:: STATED TASK ::
Please output exactly the run of lines that starts at the line with "Read out every word on this page." and ends at the last line of the records below.

:: ITEMS ::
"""
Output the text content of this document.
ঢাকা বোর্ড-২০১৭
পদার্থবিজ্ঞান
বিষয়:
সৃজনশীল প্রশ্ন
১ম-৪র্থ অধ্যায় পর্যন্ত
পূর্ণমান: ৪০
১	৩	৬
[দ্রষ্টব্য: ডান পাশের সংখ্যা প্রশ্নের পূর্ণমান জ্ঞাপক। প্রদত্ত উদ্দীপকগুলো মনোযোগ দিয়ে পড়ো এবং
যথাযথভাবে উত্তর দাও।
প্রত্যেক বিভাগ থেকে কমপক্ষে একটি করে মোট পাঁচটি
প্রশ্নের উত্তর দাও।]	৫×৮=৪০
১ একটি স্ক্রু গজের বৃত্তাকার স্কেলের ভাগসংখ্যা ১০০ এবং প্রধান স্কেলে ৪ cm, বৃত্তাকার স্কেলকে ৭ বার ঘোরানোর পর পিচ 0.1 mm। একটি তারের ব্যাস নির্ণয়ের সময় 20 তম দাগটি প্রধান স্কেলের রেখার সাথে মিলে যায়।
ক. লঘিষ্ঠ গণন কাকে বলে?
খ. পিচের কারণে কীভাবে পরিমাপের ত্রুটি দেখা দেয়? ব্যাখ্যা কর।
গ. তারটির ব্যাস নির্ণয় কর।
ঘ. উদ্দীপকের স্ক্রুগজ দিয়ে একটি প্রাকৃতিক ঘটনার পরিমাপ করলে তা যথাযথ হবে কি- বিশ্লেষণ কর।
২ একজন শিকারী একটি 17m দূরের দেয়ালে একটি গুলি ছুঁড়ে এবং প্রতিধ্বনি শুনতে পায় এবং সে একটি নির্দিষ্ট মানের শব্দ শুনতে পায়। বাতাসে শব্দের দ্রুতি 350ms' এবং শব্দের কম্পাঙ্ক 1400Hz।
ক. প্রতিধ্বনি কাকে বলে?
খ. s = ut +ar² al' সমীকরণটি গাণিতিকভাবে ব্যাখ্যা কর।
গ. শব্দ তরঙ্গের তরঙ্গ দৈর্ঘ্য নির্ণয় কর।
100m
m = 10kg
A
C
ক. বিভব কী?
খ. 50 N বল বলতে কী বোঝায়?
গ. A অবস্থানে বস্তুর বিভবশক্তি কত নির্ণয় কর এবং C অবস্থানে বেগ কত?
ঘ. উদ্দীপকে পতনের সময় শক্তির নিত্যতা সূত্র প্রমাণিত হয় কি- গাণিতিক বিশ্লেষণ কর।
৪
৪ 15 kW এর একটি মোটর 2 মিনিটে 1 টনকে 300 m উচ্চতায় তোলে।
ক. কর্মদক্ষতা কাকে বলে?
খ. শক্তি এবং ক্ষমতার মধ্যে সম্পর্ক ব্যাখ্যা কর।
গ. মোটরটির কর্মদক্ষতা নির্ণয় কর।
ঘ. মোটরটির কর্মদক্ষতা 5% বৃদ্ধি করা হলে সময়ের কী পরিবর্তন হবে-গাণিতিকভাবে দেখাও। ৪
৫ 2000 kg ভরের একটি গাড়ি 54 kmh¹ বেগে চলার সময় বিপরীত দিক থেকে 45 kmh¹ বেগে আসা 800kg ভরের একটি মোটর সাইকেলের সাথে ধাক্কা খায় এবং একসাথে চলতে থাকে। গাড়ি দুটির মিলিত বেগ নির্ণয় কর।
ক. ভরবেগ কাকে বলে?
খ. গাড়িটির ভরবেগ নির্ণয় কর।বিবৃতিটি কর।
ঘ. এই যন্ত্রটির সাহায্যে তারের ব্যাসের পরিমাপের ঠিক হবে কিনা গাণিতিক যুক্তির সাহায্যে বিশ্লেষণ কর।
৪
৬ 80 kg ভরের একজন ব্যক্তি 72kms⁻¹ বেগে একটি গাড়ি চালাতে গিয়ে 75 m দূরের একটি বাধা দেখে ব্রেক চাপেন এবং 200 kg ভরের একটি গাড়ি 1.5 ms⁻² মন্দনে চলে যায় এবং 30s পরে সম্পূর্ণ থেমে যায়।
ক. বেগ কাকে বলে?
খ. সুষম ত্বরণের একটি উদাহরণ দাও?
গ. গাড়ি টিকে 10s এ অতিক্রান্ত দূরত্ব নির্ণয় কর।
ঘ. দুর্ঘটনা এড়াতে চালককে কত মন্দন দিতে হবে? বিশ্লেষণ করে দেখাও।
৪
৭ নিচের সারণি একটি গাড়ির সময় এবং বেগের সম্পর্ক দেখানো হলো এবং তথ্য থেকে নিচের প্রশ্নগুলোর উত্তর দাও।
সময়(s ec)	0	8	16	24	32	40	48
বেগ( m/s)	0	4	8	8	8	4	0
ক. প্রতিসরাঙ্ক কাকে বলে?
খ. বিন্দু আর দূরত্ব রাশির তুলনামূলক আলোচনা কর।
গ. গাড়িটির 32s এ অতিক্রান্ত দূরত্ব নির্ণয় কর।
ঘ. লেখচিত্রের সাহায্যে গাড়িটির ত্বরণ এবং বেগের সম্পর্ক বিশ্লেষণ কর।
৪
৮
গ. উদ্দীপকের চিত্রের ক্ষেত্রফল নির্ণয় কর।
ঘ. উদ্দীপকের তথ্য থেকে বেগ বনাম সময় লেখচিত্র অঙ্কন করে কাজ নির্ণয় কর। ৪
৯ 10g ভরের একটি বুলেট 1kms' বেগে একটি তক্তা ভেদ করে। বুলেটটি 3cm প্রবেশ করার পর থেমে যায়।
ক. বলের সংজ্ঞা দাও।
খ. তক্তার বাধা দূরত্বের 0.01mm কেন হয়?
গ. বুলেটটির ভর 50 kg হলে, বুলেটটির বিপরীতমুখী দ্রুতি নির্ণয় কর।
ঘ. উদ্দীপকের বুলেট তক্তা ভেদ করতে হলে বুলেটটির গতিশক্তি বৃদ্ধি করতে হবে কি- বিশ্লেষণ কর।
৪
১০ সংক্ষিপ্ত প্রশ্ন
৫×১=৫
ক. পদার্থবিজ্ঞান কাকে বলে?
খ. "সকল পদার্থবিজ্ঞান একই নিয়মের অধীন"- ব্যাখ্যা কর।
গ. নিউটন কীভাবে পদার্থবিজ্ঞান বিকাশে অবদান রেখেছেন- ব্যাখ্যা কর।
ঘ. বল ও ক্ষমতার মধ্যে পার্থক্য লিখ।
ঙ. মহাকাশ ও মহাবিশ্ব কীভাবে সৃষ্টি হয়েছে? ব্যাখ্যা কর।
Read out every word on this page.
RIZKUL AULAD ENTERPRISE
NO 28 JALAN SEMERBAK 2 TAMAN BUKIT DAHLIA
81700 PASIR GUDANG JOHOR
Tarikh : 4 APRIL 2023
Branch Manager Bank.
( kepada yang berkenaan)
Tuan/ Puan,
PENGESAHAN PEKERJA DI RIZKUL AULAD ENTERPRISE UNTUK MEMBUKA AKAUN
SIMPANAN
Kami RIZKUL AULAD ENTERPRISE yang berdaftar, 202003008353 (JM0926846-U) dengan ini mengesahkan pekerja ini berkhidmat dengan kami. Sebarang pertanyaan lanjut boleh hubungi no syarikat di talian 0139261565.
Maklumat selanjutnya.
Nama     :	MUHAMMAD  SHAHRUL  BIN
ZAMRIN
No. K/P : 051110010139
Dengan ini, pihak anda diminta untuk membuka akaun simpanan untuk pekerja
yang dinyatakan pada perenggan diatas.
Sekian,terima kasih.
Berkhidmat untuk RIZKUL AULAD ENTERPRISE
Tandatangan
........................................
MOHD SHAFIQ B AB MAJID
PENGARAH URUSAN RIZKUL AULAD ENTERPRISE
"""
:: IN RESPONSE ::
Read out every word on this page.
RIZKUL AULAD ENTERPRISE
NO 28 JALAN SEMERBAK 2 TAMAN BUKIT DAHLIA
81700 PASIR GUDANG JOHOR
Tarikh : 4 APRIL 2023
Branch Manager Bank.
( kepada yang berkenaan)
Tuan/ Puan,
PENGESAHAN PEKERJA DI RIZKUL AULAD ENTERPRISE UNTUK MEMBUKA AKAUN
SIMPANAN
Kami RIZKUL AULAD ENTERPRISE yang berdaftar, 202003008353 (JM0926846-U) dengan ini mengesahkan pekerja ini berkhidmat dengan kami. Sebarang pertanyaan lanjut boleh hubungi no syarikat di talian 0139261565.
Maklumat selanjutnya.
Nama     :	MUHAMMAD  SHAHRUL  BIN
ZAMRIN
No. K/P : 051110010139
Dengan ini, pihak anda diminta untuk membuka akaun simpanan untuk pekerja
yang dinyatakan pada perenggan diatas.
Sekian,terima kasih.
Berkhidmat untuk RIZKUL AULAD ENTERPRISE
Tandatangan
........................................
MOHD SHAFIQ B AB MAJID
PENGARAH URUSAN RIZKUL AULAD ENTERPRISE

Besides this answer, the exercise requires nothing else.